#### [Stated exercise]
Wherever a line holds the string "Herrn", copy that line.

#### [Provided entries]
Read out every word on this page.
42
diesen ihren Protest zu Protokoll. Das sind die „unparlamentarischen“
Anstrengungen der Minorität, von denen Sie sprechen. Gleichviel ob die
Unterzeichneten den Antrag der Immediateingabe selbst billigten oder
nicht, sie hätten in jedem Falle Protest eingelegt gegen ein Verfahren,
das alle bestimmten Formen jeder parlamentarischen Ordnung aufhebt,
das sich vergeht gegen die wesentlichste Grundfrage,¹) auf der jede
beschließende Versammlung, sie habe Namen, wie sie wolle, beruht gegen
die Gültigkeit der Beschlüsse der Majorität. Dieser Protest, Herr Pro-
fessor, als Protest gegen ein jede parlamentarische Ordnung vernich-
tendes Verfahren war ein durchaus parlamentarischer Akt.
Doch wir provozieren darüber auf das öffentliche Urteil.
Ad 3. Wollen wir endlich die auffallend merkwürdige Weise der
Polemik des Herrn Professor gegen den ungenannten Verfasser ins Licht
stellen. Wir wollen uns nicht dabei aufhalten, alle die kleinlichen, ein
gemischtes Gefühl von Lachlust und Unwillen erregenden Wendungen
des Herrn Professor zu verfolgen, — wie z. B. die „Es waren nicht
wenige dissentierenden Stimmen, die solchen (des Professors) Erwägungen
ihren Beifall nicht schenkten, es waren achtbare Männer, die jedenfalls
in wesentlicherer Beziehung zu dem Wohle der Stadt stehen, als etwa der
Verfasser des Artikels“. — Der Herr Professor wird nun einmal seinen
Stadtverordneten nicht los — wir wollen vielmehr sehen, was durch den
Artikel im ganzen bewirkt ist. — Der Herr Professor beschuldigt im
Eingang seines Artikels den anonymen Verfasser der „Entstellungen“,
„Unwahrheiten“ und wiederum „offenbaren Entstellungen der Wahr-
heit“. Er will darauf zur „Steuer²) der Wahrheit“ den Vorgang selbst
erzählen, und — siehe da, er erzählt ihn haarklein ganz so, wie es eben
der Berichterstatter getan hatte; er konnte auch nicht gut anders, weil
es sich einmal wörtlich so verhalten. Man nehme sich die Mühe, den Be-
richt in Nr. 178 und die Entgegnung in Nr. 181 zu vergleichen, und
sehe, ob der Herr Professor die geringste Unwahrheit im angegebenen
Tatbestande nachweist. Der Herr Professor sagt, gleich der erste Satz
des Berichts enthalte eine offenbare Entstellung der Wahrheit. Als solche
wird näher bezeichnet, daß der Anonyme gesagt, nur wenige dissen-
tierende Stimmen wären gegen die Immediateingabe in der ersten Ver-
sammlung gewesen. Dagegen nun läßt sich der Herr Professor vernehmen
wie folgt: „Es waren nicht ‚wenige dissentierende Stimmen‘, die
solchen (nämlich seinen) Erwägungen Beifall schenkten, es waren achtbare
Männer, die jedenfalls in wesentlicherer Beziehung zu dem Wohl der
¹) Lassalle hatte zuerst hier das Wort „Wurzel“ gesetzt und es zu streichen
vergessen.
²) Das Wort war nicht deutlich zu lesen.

#### [Answer in full]
Polemik des Herrn Professor gegen den ungenannten Verfasser ins Licht
des Herrn Professor zu verfolgen, — wie z. B. die „Es waren nicht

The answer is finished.